(Items listed in a dataset)
>>>>

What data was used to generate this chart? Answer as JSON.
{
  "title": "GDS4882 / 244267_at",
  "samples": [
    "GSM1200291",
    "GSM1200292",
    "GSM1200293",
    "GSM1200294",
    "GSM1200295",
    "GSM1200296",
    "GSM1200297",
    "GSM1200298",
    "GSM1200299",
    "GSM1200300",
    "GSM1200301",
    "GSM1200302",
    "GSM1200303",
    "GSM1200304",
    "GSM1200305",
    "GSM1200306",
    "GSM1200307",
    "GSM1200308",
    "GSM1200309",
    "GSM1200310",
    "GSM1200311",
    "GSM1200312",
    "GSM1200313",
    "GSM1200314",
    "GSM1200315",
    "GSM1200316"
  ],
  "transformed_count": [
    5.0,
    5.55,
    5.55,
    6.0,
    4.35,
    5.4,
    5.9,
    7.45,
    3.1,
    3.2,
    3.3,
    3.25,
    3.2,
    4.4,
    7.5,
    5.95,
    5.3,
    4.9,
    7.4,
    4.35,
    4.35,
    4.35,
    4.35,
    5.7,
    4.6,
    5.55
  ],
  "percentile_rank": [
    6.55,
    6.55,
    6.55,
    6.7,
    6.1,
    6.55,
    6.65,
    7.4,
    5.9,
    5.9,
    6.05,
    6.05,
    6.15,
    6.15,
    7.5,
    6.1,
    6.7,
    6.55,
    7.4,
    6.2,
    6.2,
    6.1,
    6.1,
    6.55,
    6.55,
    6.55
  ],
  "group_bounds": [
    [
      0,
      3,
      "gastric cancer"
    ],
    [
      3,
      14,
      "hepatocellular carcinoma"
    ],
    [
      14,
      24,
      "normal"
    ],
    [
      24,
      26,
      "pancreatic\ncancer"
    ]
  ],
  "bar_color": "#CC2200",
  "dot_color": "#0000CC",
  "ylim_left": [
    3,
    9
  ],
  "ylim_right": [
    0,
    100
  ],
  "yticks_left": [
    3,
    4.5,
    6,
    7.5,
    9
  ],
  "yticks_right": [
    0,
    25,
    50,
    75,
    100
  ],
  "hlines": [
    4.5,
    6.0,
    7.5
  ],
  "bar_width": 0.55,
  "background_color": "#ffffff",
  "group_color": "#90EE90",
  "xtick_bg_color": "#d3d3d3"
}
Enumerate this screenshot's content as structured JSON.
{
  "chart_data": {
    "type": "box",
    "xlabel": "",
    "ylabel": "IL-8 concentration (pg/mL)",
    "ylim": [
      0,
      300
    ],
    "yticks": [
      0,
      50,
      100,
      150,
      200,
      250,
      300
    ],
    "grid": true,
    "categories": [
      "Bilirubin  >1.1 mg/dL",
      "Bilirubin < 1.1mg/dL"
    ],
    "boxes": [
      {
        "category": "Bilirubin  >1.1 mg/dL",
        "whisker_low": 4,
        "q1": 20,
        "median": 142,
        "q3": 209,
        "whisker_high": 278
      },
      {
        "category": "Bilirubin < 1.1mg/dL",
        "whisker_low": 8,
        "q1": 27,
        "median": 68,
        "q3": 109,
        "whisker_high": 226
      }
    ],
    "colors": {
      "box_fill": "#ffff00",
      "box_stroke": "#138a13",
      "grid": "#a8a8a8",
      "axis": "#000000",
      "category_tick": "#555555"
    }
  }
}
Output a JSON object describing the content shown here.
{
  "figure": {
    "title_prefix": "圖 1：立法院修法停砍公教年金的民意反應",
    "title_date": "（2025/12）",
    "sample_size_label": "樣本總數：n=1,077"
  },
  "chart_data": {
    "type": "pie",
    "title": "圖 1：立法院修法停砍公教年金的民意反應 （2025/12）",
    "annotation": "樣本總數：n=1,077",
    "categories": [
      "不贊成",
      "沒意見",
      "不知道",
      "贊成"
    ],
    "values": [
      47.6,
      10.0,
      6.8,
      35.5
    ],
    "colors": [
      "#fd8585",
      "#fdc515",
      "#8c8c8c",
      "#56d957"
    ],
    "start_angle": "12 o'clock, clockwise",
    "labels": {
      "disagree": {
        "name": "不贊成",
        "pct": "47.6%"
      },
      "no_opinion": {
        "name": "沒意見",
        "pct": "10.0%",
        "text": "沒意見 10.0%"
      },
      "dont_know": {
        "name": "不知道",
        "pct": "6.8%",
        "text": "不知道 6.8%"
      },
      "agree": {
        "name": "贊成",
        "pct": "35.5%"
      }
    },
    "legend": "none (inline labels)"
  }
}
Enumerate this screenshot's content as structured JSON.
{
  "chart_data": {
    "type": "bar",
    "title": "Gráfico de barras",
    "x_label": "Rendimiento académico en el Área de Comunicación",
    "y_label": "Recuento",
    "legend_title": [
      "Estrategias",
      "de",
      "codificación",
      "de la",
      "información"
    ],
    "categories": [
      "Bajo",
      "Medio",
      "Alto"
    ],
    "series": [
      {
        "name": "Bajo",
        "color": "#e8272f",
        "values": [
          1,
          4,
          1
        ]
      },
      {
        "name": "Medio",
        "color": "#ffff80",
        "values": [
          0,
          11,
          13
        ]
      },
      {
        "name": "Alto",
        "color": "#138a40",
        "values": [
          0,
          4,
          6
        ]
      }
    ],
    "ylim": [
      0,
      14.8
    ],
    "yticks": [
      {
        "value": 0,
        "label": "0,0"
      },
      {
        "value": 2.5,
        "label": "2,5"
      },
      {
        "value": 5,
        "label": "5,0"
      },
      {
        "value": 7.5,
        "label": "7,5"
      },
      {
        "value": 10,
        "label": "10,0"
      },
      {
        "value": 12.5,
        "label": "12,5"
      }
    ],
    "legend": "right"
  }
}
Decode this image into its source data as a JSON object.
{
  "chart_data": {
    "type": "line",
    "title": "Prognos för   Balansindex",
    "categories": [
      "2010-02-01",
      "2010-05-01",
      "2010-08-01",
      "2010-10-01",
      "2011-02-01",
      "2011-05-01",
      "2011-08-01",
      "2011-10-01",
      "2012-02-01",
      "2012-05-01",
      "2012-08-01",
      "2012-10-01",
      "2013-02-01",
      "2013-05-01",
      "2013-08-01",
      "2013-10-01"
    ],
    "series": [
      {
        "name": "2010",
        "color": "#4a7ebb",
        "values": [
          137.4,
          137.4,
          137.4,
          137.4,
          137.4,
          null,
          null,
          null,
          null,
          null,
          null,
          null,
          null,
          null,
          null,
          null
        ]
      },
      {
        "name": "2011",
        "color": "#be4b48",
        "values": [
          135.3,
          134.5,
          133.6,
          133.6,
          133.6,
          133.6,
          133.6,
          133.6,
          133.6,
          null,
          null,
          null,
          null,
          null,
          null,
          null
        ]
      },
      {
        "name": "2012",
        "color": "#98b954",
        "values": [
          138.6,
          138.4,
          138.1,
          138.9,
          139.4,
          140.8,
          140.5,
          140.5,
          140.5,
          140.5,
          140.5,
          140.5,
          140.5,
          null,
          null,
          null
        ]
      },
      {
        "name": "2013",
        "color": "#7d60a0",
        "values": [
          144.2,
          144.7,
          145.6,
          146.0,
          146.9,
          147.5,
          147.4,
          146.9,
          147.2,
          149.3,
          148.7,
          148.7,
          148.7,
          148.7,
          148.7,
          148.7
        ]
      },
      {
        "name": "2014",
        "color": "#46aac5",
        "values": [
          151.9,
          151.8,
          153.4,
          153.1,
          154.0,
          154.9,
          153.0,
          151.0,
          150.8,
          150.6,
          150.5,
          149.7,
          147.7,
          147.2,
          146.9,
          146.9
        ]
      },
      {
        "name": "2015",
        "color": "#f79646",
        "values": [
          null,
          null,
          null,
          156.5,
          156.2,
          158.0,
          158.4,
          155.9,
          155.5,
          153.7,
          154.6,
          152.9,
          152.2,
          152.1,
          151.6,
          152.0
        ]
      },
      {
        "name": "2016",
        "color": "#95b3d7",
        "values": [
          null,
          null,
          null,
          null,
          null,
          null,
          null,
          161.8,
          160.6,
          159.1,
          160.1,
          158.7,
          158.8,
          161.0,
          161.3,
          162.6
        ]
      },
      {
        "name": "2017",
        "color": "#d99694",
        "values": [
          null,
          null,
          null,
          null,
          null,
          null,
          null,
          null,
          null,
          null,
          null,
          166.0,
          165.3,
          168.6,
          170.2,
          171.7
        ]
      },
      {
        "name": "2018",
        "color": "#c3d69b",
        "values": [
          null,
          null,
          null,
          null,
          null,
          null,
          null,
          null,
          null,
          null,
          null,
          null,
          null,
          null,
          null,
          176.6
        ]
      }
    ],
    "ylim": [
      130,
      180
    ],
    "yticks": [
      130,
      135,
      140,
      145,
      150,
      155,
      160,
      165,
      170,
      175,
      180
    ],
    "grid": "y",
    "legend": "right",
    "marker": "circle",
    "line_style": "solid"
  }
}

<<<<

**Direction:** Show every line that contains the word "樣本總數".

**Reply to the exercise:**
    "sample_size_label": "樣本總數：n=1,077"
    "annotation": "樣本總數：n=1,077",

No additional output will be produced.